Task directions :: Tally the lines that contain "воскресенье" and report the total alone.

Input material ::
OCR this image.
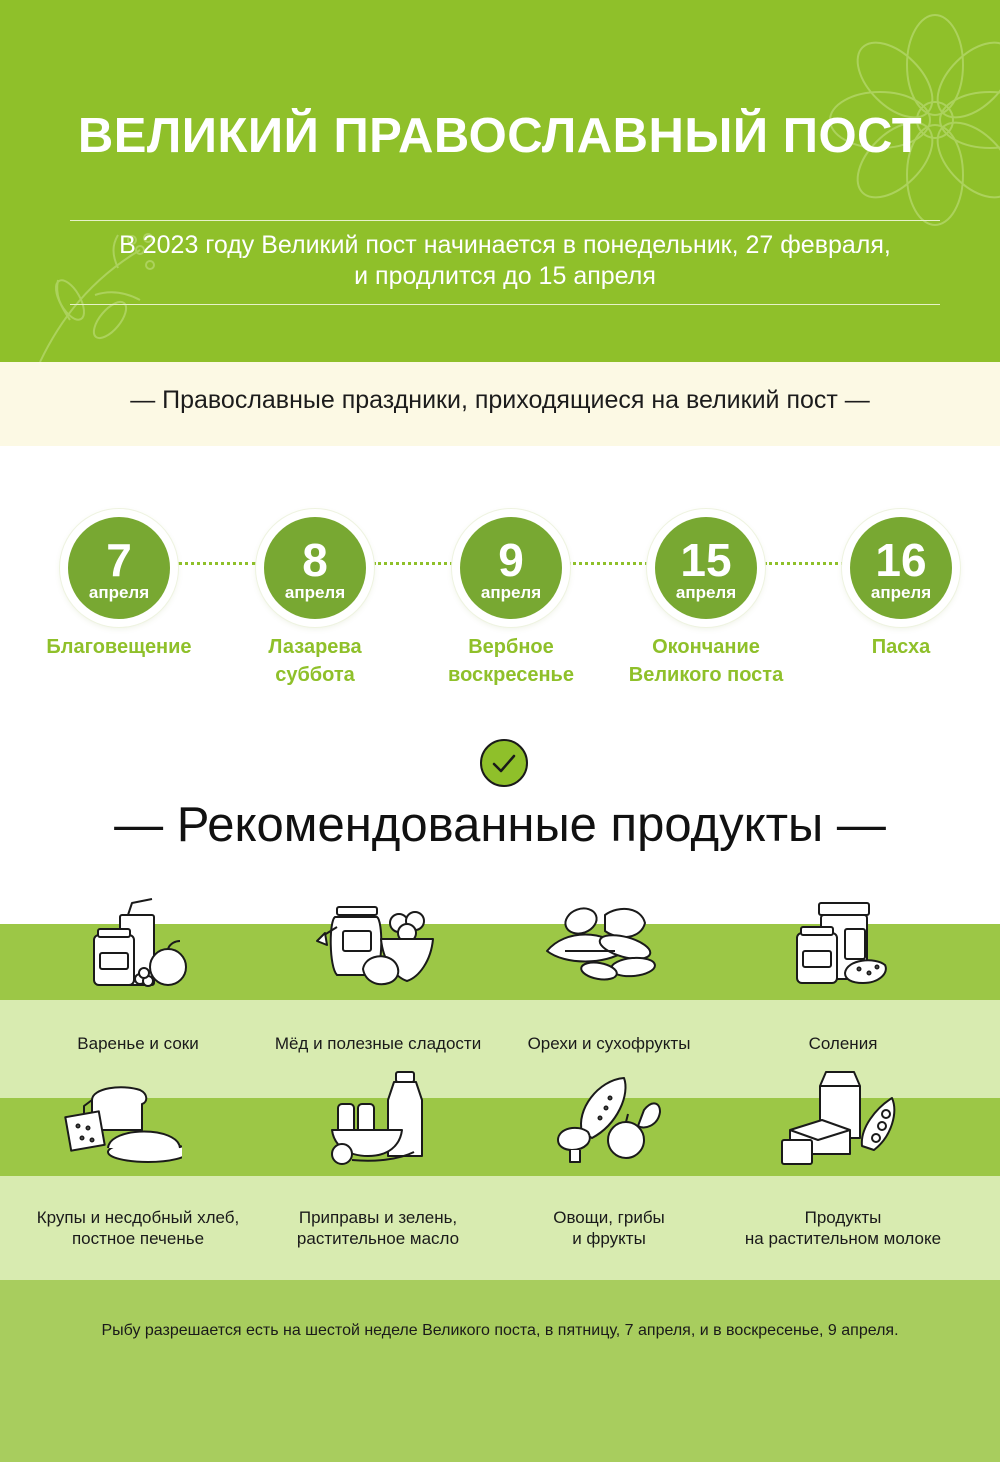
ВЕЛИКИЙ ПРАВОСЛАВНЫЙ ПОСТ
В 2023 году Великий пост начинается в понедельник, 27 февраля,
и продлится до 15 апреля
— Православные праздники, приходящиеся на великий пост —
7
апреля
8
апреля
9
апреля
15
апреля
16
апреля
Благовещение	Лазарева
суббота
Вербное
воскресенье
Окончание
Великого поста
Пасха
— Рекомендованные продукты —
Варенье и соки	Мёд и полезные сладости	Орехи и сухофрукты	Соления
Крупы и несдобный хлеб,
постное печенье
Приправы и зелень,
растительное масло
Овощи, грибы
и фрукты
Продукты
на растительном молоке
Рыбу разрешается есть на шестой неделе Великого поста, в пятницу, 7 апреля, и в воскресенье, 9 апреля.
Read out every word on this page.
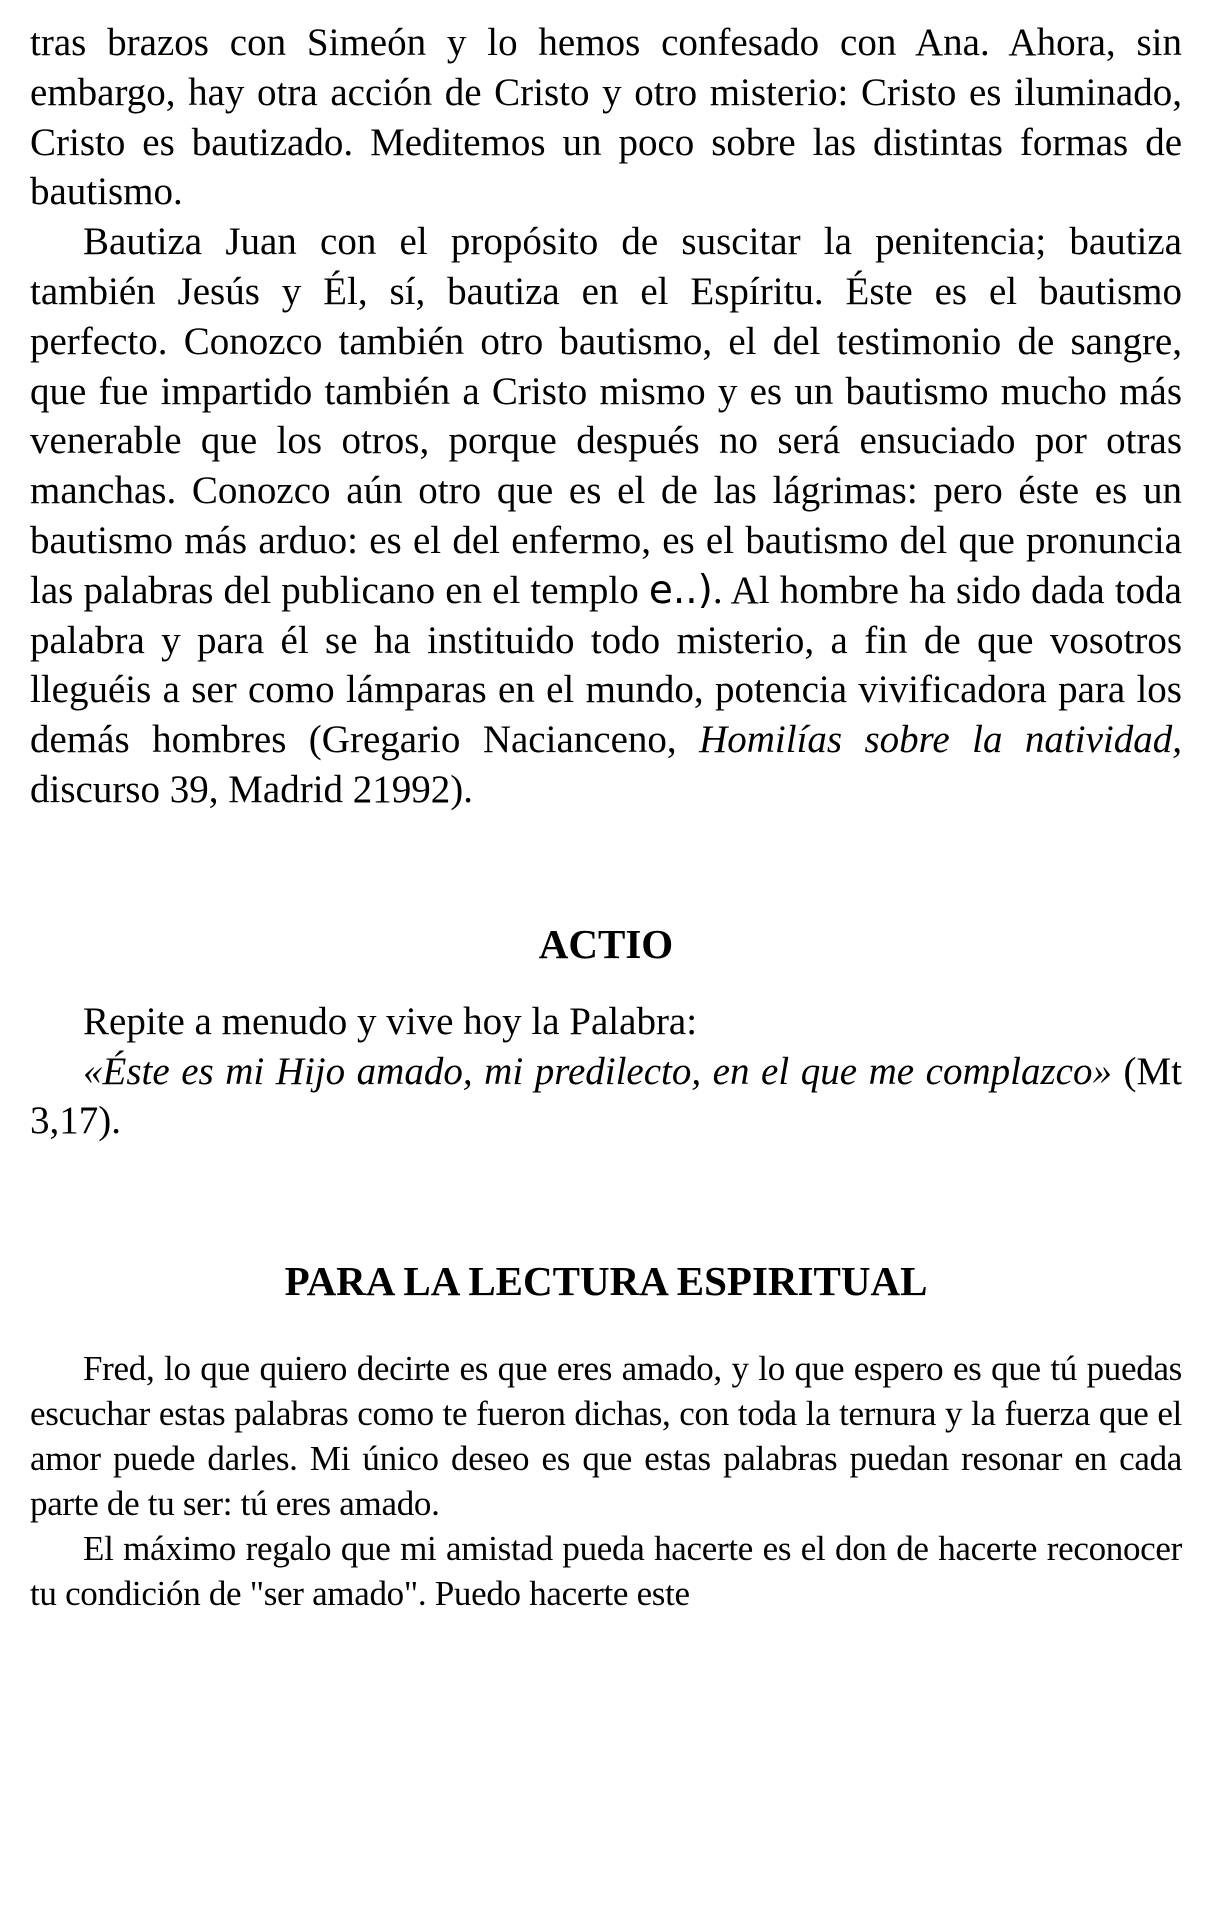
tras brazos con Simeón y lo hemos confesado con Ana. Ahora, sin embargo, hay otra acción de Cristo y otro misterio: Cristo es iluminado, Cristo es bautizado. Meditemos un poco sobre las distintas formas de bautismo.

Bautiza Juan con el propósito de suscitar la penitencia; bautiza también Jesús y Él, sí, bautiza en el Espíritu. Éste es el bautismo perfecto. Conozco también otro bautismo, el del testimonio de sangre, que fue impartido también a Cristo mismo y es un bautismo mucho más venerable que los otros, porque después no será ensuciado por otras manchas. Conozco aún otro que es el de las lágrimas: pero éste es un bautismo más arduo: es el del enfermo, es el bautismo del que pronuncia las palabras del publicano en el templo e..). Al hombre ha sido dada toda palabra y para él se ha instituido todo misterio, a fin de que vosotros lleguéis a ser como lámparas en el mundo, potencia vivificadora para los demás hombres (Gregario Nacianceno, Homilías sobre la natividad, discurso 39, Madrid 21992).

ACTIO

Repite a menudo y vive hoy la Palabra:

«Éste es mi Hijo amado, mi predilecto, en el que me complazco» (Mt 3,17).

PARA LA LECTURA ESPIRITUAL

Fred, lo que quiero decirte es que eres amado, y lo que espero es que tú puedas escuchar estas palabras como te fueron dichas, con toda la ternura y la fuerza que el amor puede darles. Mi único deseo es que estas palabras puedan resonar en cada parte de tu ser: tú eres amado.

El máximo regalo que mi amistad pueda hacerte es el don de hacerte reconocer tu condición de "ser amado". Puedo hacerte este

Expected output :: 2